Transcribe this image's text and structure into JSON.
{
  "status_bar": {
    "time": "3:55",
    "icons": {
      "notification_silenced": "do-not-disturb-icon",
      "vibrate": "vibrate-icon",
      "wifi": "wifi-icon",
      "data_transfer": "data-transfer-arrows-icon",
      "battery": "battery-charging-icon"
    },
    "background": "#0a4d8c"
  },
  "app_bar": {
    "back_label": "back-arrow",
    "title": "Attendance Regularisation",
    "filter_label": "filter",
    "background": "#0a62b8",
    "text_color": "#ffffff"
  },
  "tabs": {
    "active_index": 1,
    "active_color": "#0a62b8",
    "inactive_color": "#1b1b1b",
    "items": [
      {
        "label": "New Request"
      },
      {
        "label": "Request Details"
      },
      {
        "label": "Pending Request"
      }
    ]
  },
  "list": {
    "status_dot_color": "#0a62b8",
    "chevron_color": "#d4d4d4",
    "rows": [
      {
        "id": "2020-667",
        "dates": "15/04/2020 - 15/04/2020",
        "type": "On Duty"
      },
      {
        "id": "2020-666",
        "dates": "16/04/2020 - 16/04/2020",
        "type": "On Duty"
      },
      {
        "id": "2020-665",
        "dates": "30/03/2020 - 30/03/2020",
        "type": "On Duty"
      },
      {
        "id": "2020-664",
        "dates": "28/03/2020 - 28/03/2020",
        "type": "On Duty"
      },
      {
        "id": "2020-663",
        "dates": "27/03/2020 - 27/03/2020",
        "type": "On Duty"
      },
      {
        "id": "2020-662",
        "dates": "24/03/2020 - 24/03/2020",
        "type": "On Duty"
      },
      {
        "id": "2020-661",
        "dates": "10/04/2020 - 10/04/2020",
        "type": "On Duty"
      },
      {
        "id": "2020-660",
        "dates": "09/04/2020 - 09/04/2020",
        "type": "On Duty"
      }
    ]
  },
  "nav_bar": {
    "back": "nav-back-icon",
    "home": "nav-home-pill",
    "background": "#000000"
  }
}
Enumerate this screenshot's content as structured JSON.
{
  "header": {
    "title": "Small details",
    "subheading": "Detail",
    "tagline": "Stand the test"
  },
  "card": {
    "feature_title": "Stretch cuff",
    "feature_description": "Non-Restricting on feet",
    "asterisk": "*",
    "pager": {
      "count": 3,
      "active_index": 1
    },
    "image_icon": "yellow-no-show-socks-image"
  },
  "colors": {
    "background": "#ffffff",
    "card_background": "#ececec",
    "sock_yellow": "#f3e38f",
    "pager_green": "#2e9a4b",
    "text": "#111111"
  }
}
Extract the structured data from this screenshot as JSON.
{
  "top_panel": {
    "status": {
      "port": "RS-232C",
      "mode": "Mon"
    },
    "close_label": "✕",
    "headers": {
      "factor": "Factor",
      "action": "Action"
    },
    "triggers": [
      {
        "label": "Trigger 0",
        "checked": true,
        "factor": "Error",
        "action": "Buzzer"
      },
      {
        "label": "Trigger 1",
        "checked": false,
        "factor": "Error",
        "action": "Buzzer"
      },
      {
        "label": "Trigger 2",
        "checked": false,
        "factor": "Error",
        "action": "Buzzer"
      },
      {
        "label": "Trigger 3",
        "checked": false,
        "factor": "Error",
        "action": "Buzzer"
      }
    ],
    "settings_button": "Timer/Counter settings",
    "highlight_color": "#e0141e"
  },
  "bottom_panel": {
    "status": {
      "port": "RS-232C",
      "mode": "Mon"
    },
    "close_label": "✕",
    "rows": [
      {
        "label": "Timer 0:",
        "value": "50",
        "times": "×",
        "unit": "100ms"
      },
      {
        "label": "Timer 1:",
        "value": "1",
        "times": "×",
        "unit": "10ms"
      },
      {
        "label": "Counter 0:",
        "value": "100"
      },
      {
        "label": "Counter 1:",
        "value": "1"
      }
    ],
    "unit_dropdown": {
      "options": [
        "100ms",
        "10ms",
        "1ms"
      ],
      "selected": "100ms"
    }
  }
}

------

DIRECTION
Starting with the line that contains "Extract the structured", print each line through the last one in the listing. Include both end lines and add nothing.

SOLUTION TO THIS EXERCISE
Extract the structured data from this screenshot as JSON.
{
  "top_panel": {
    "status": {
      "port": "RS-232C",
      "mode": "Mon"
    },
    "close_label": "✕",
    "headers": {
      "factor": "Factor",
      "action": "Action"
    },
    "triggers": [
      {
        "label": "Trigger 0",
        "checked": true,
        "factor": "Error",
        "action": "Buzzer"
      },
      {
        "label": "Trigger 1",
        "checked": false,
        "factor": "Error",
        "action": "Buzzer"
      },
      {
        "label": "Trigger 2",
        "checked": false,
        "factor": "Error",
        "action": "Buzzer"
      },
      {
        "label": "Trigger 3",
        "checked": false,
        "factor": "Error",
        "action": "Buzzer"
      }
    ],
    "settings_button": "Timer/Counter settings",
    "highlight_color": "#e0141e"
  },
  "bottom_panel": {
    "status": {
      "port": "RS-232C",
      "mode": "Mon"
    },
    "close_label": "✕",
    "rows": [
      {
        "label": "Timer 0:",
        "value": "50",
        "times": "×",
        "unit": "100ms"
      },
      {
        "label": "Timer 1:",
        "value": "1",
        "times": "×",
        "unit": "10ms"
      },
      {
        "label": "Counter 0:",
        "value": "100"
      },
      {
        "label": "Counter 1:",
        "value": "1"
      }
    ],
    "unit_dropdown": {
      "options": [
        "100ms",
        "10ms",
        "1ms"
      ],
      "selected": "100ms"
    }
  }
}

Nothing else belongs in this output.